## What the task requires
Copy out, unchanged, the entries below from the "Read all visible content and emit it as JSON." line to the final line. Omit pictures.

---------- Data section

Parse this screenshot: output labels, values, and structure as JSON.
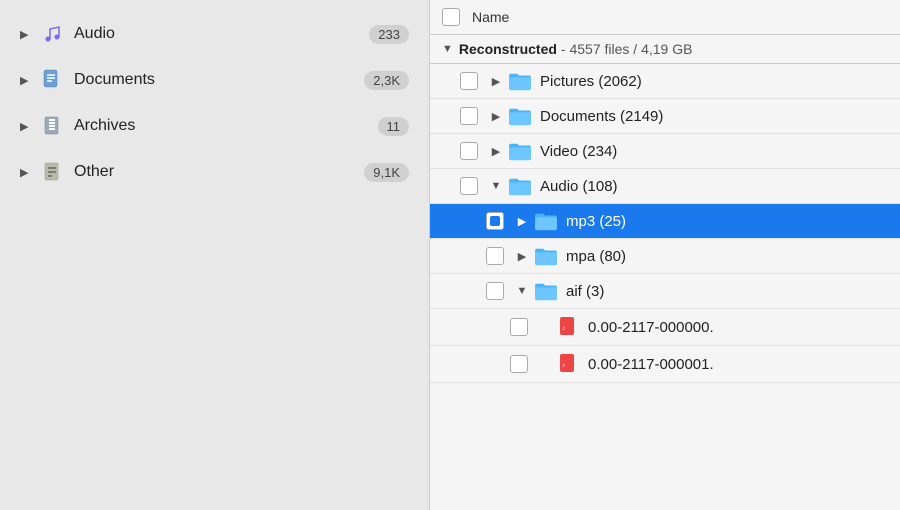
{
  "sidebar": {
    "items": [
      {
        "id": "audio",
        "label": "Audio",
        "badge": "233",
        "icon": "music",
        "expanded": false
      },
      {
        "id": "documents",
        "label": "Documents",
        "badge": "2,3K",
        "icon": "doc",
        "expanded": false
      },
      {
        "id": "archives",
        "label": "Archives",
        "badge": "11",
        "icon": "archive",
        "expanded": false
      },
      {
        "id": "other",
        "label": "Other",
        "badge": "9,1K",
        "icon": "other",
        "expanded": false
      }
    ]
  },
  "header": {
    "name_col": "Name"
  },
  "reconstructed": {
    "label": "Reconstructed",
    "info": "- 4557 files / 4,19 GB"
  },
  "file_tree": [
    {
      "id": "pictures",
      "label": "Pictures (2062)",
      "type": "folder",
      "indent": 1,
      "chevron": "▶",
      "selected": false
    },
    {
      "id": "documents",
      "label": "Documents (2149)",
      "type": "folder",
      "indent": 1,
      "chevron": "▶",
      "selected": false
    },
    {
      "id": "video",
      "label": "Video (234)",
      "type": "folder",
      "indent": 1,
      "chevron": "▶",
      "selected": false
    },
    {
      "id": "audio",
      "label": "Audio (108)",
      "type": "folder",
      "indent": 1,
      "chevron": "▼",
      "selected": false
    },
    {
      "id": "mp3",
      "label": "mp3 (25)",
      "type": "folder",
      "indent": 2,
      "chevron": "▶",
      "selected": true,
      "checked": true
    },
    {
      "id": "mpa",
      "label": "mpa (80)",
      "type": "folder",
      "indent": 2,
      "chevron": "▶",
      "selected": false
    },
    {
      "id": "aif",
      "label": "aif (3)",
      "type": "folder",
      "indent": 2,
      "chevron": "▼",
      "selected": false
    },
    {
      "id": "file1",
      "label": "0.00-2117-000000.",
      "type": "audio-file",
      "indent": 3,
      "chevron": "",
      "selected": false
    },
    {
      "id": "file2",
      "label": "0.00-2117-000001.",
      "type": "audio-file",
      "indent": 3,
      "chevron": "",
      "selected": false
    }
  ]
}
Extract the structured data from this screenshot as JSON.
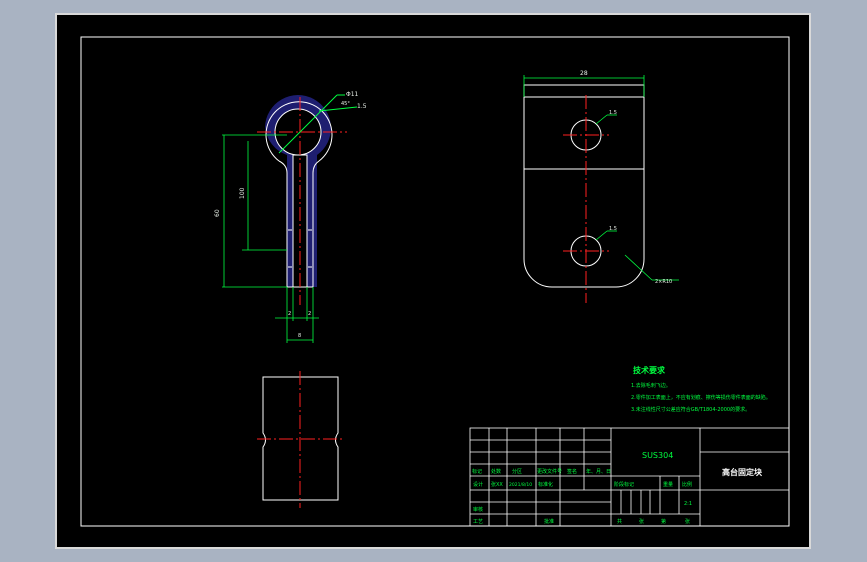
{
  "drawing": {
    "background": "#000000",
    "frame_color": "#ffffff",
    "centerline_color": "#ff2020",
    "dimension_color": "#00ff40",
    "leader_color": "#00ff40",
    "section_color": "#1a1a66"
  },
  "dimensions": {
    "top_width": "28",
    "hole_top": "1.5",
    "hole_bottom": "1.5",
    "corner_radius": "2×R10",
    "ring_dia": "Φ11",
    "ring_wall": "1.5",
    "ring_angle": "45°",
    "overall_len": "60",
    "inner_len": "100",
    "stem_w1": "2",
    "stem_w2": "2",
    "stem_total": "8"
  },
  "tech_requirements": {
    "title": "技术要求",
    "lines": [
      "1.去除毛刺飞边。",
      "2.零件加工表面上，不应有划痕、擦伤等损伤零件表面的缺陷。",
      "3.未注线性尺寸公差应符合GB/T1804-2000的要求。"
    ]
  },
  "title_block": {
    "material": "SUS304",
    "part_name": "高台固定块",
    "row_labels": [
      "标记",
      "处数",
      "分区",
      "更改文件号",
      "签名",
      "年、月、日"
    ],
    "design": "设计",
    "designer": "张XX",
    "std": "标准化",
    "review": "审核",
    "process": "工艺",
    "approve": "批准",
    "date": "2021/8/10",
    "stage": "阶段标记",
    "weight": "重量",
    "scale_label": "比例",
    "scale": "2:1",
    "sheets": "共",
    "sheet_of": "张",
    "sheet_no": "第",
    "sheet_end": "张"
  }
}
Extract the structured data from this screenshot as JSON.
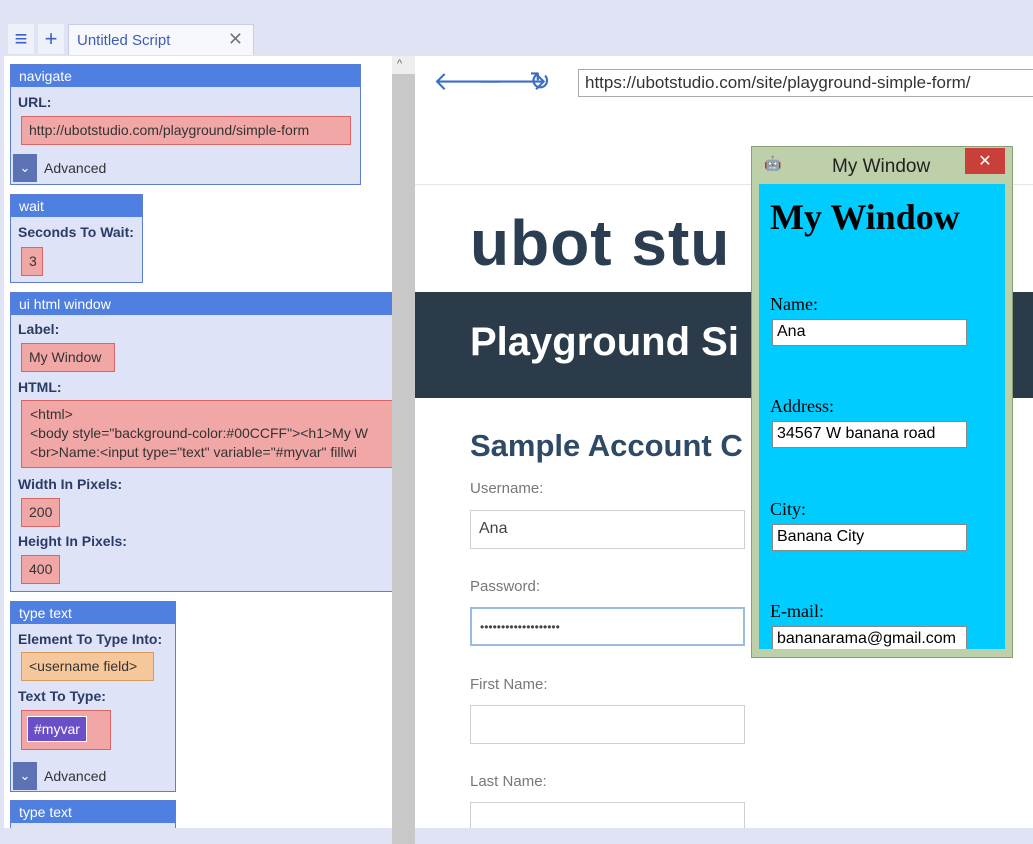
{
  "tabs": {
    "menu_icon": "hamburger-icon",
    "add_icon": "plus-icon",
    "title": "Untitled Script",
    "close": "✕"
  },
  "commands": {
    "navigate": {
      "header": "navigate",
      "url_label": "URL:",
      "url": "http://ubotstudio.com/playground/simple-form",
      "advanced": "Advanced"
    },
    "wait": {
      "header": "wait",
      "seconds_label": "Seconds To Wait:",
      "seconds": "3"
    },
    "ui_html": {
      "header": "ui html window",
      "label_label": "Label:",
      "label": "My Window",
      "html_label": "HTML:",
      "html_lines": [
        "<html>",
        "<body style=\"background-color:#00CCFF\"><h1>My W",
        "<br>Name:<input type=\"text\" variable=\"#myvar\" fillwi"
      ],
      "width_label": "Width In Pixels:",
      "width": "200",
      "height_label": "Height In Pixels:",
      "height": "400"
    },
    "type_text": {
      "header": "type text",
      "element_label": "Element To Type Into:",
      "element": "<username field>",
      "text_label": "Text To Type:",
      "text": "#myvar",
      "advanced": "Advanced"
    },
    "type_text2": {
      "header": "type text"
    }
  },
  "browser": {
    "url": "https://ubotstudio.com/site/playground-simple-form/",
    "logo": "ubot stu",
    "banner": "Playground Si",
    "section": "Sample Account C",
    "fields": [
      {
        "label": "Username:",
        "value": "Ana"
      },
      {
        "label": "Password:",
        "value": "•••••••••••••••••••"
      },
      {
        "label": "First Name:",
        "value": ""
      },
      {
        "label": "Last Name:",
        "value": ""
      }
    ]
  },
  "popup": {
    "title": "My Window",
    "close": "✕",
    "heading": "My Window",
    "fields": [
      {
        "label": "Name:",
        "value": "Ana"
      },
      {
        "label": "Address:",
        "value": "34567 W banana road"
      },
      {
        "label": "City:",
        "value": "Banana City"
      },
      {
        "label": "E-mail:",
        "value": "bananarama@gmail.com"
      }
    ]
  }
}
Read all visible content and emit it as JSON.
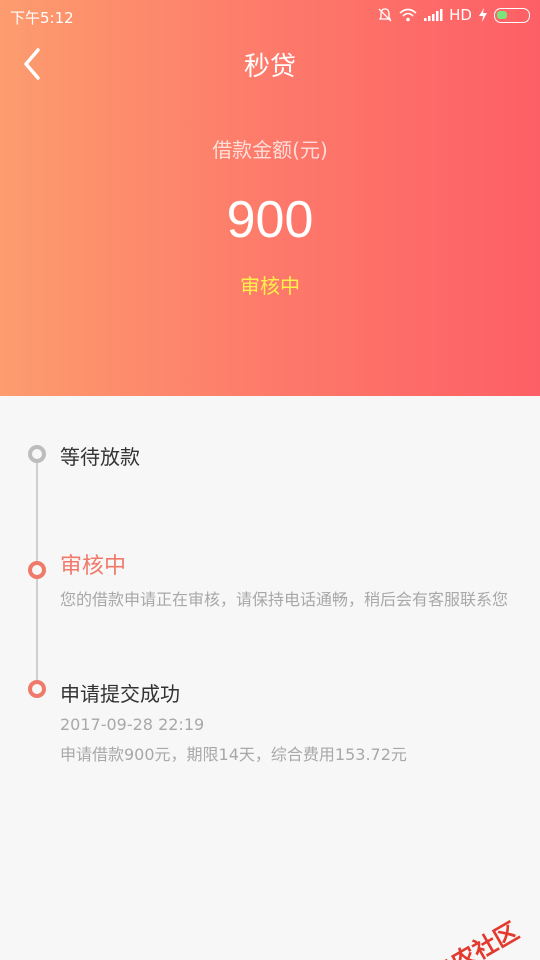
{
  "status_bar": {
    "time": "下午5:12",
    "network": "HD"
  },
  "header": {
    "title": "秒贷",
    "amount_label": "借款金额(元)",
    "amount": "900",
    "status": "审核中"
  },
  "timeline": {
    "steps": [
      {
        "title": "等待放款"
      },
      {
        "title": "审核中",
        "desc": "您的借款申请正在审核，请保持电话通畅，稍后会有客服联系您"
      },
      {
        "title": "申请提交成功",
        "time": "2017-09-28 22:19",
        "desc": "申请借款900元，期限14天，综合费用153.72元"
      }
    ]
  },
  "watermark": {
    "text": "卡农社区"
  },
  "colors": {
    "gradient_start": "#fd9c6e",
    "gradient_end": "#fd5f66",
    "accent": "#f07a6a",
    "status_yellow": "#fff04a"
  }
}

--------------------

## Full solution
Read all visible content and emit it as JSON.
{
  "status_bar": {
    "time": "下午5:12",
    "network": "HD"
  },
  "header": {
    "title": "秒贷",
    "amount_label": "借款金额(元)",
    "amount": "900",
    "status": "审核中"
  },
  "timeline": {
    "steps": [
      {
        "title": "等待放款"
      },
      {
        "title": "审核中",
        "desc": "您的借款申请正在审核，请保持电话通畅，稍后会有客服联系您"
      },
      {
        "title": "申请提交成功",
        "time": "2017-09-28 22:19",
        "desc": "申请借款900元，期限14天，综合费用153.72元"
      }
    ]
  },
  "watermark": {
    "text": "卡农社区"
  },
  "colors": {
    "gradient_start": "#fd9c6e",
    "gradient_end": "#fd5f66",
    "accent": "#f07a6a",
    "status_yellow": "#fff04a"
  }
}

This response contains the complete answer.